— Input material —
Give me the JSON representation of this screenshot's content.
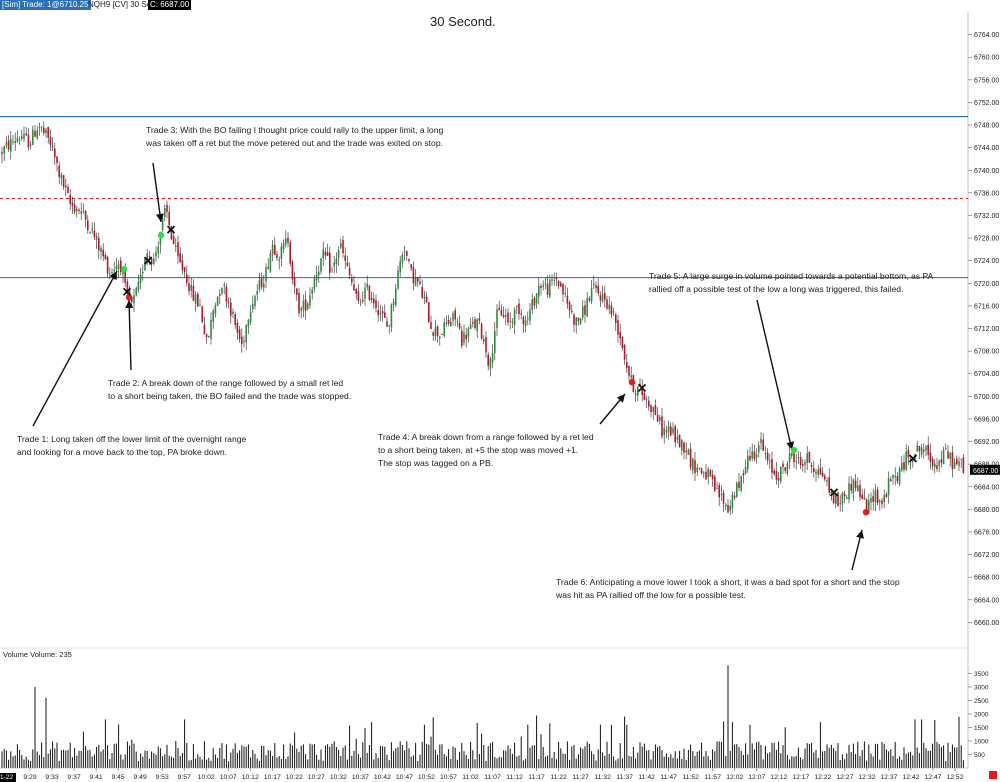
{
  "toolbar": {
    "sim": "[Sim]",
    "trade": "Trade: 1@6710.25",
    "instrument": "NQH9 [CV]  30 Sec  #1",
    "last_label": "C: 6687.00"
  },
  "title": "30 Second.",
  "volume_panel": {
    "label": "Volume  Volume: 235"
  },
  "colors": {
    "up_candle": "#2e8b3e",
    "down_candle": "#b2182b",
    "wick": "#222222",
    "blue_level": "#1f6fb6",
    "red_level": "#d62728",
    "entry_long": "#33d94d",
    "entry_short": "#e02020",
    "exit_marker": "#111111",
    "volume_bar": "#111111",
    "last_price_badge": "#000000"
  },
  "annotations": {
    "trade1": [
      "Trade 1:  Long taken off the lower limit of the overnight range",
      "and looking for a move back to the top, PA broke down."
    ],
    "trade2": [
      "Trade 2:  A break down of the range followed by a small ret led",
      "to a short being taken, the BO failed and the trade was stopped."
    ],
    "trade3": [
      "Trade 3:  With the BO failing I thought price could rally to the upper limit, a long",
      "was taken off a ret but the move petered out and the trade was exited on stop."
    ],
    "trade4": [
      "Trade 4:  A break down from a range followed by a ret led",
      "to a short being taken, at +5 the stop was moved +1.",
      "The stop was tagged on a PB."
    ],
    "trade5": [
      "Trade 5:  A large surge in volume pointed towards a potential bottom, as PA",
      "rallied off a possible test of the low a long was triggered, this failed."
    ],
    "trade6": [
      "Trade 6:  Anticipating a move lower I took a short, it was a bad spot for a short and the stop",
      "was hit as PA rallied off the low for a possible test."
    ]
  },
  "corner_label": "1-22",
  "chart_data": {
    "type": "candlestick",
    "title": "30 Second.",
    "instrument": "NQH9",
    "timeframe": "30 Sec",
    "ylim": [
      6656,
      6768
    ],
    "y_ticks": [
      "6764.00",
      "6760.00",
      "6756.00",
      "6752.00",
      "6748.00",
      "6744.00",
      "6740.00",
      "6736.00",
      "6732.00",
      "6728.00",
      "6724.00",
      "6720.00",
      "6716.00",
      "6712.00",
      "6708.00",
      "6704.00",
      "6700.00",
      "6696.00",
      "6692.00",
      "6688.00",
      "6684.00",
      "6680.00",
      "6676.00",
      "6672.00",
      "6668.00",
      "6664.00",
      "6660.00"
    ],
    "last_price": "6687.00",
    "last_price_value": 6687,
    "x_ticks": [
      "9:29",
      "9:33",
      "9:37",
      "9:41",
      "9:45",
      "9:49",
      "9:53",
      "9:57",
      "10:02",
      "10:07",
      "10:12",
      "10:17",
      "10:22",
      "10:27",
      "10:32",
      "10:37",
      "10:42",
      "10:47",
      "10:52",
      "10:57",
      "11:02",
      "11:07",
      "11:12",
      "11:17",
      "11:22",
      "11:27",
      "11:32",
      "11:37",
      "11:42",
      "11:47",
      "11:52",
      "11:57",
      "12:02",
      "12:07",
      "12:12",
      "12:17",
      "12:22",
      "12:27",
      "12:32",
      "12:37",
      "12:42",
      "12:47",
      "12:52"
    ],
    "price_path": [
      [
        0,
        6743
      ],
      [
        18,
        6746
      ],
      [
        30,
        6745
      ],
      [
        38,
        6748
      ],
      [
        50,
        6745
      ],
      [
        60,
        6739
      ],
      [
        70,
        6734
      ],
      [
        80,
        6733
      ],
      [
        90,
        6730
      ],
      [
        100,
        6726
      ],
      [
        110,
        6722
      ],
      [
        120,
        6724
      ],
      [
        126,
        6718
      ],
      [
        132,
        6716
      ],
      [
        140,
        6720
      ],
      [
        146,
        6726
      ],
      [
        154,
        6724
      ],
      [
        160,
        6729
      ],
      [
        166,
        6733
      ],
      [
        172,
        6728
      ],
      [
        178,
        6724
      ],
      [
        185,
        6722
      ],
      [
        192,
        6718
      ],
      [
        200,
        6716
      ],
      [
        207,
        6709
      ],
      [
        214,
        6716
      ],
      [
        222,
        6720
      ],
      [
        230,
        6716
      ],
      [
        236,
        6712
      ],
      [
        242,
        6709
      ],
      [
        250,
        6716
      ],
      [
        258,
        6719
      ],
      [
        266,
        6722
      ],
      [
        272,
        6727
      ],
      [
        280,
        6725
      ],
      [
        288,
        6728
      ],
      [
        294,
        6719
      ],
      [
        300,
        6715
      ],
      [
        308,
        6717
      ],
      [
        316,
        6722
      ],
      [
        324,
        6725
      ],
      [
        332,
        6722
      ],
      [
        340,
        6727
      ],
      [
        346,
        6723
      ],
      [
        352,
        6720
      ],
      [
        358,
        6716
      ],
      [
        366,
        6719
      ],
      [
        374,
        6717
      ],
      [
        380,
        6715
      ],
      [
        388,
        6712
      ],
      [
        396,
        6720
      ],
      [
        404,
        6727
      ],
      [
        410,
        6722
      ],
      [
        418,
        6720
      ],
      [
        426,
        6716
      ],
      [
        432,
        6712
      ],
      [
        440,
        6711
      ],
      [
        448,
        6713
      ],
      [
        456,
        6714
      ],
      [
        462,
        6710
      ],
      [
        470,
        6712
      ],
      [
        478,
        6713
      ],
      [
        484,
        6710
      ],
      [
        490,
        6705
      ],
      [
        496,
        6714
      ],
      [
        502,
        6715
      ],
      [
        510,
        6713
      ],
      [
        518,
        6716
      ],
      [
        526,
        6713
      ],
      [
        534,
        6717
      ],
      [
        540,
        6720
      ],
      [
        548,
        6719
      ],
      [
        556,
        6721
      ],
      [
        562,
        6719
      ],
      [
        568,
        6716
      ],
      [
        576,
        6713
      ],
      [
        584,
        6715
      ],
      [
        592,
        6719
      ],
      [
        600,
        6718
      ],
      [
        606,
        6717
      ],
      [
        614,
        6714
      ],
      [
        620,
        6711
      ],
      [
        626,
        6706
      ],
      [
        632,
        6702
      ],
      [
        640,
        6701
      ],
      [
        648,
        6699
      ],
      [
        656,
        6697
      ],
      [
        662,
        6694
      ],
      [
        670,
        6694
      ],
      [
        678,
        6692
      ],
      [
        686,
        6691
      ],
      [
        692,
        6688
      ],
      [
        700,
        6687
      ],
      [
        708,
        6686
      ],
      [
        716,
        6683
      ],
      [
        722,
        6682
      ],
      [
        728,
        6680
      ],
      [
        734,
        6683
      ],
      [
        740,
        6684
      ],
      [
        746,
        6689
      ],
      [
        754,
        6690
      ],
      [
        760,
        6692
      ],
      [
        768,
        6688
      ],
      [
        776,
        6686
      ],
      [
        784,
        6687
      ],
      [
        792,
        6690
      ],
      [
        800,
        6688
      ],
      [
        808,
        6689
      ],
      [
        816,
        6687
      ],
      [
        824,
        6686
      ],
      [
        830,
        6683
      ],
      [
        838,
        6681
      ],
      [
        846,
        6683
      ],
      [
        854,
        6685
      ],
      [
        862,
        6682
      ],
      [
        868,
        6680
      ],
      [
        874,
        6683
      ],
      [
        882,
        6681
      ],
      [
        890,
        6685
      ],
      [
        898,
        6686
      ],
      [
        906,
        6689
      ],
      [
        914,
        6690
      ],
      [
        922,
        6691
      ],
      [
        930,
        6689
      ],
      [
        938,
        6688
      ],
      [
        946,
        6690
      ],
      [
        954,
        6688
      ],
      [
        962,
        6688
      ],
      [
        966,
        6687
      ]
    ],
    "horizontal_levels": [
      {
        "price": 6749.5,
        "style": "solid",
        "color": "#1f6fb6"
      },
      {
        "price": 6735,
        "style": "dashed",
        "color": "#d62728"
      },
      {
        "price": 6721,
        "style": "solid",
        "color": "#1f6fb6"
      }
    ],
    "trades": [
      {
        "trade": 1,
        "side": "long",
        "entry_price": 6722.5,
        "exit_price": 6718.5
      },
      {
        "trade": 2,
        "side": "short",
        "entry_price": 6717.5,
        "exit_price": 6724
      },
      {
        "trade": 3,
        "side": "long",
        "entry_price": 6728.5,
        "exit_price": 6729.5
      },
      {
        "trade": 4,
        "side": "short",
        "entry_price": 6702.5,
        "exit_price": 6701.5
      },
      {
        "trade": 5,
        "side": "long",
        "entry_price": 6690.5,
        "exit_price": 6683
      },
      {
        "trade": 6,
        "side": "short",
        "entry_price": 6679.5,
        "exit_price": 6689
      }
    ],
    "volume": {
      "label": "Volume",
      "last": 235,
      "ylim": [
        0,
        4000
      ],
      "y_ticks": [
        "3500",
        "3000",
        "2500",
        "2000",
        "1500",
        "1000",
        "500"
      ],
      "peaks": [
        [
          34,
          3000
        ],
        [
          47,
          2600
        ],
        [
          106,
          1800
        ],
        [
          371,
          1700
        ],
        [
          627,
          1600
        ],
        [
          728,
          3800
        ],
        [
          733,
          1700
        ],
        [
          915,
          1800
        ]
      ]
    }
  }
}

— What is needed —
Pull out all lines from the listing that contain the string "range".

— Result below —
      "Trade 1:  Long taken off the lower limit of the overnight range",
      "Trade 2:  A break down of the range followed by a small ret led",
      "Trade 4:  A break down from a range followed by a ret led",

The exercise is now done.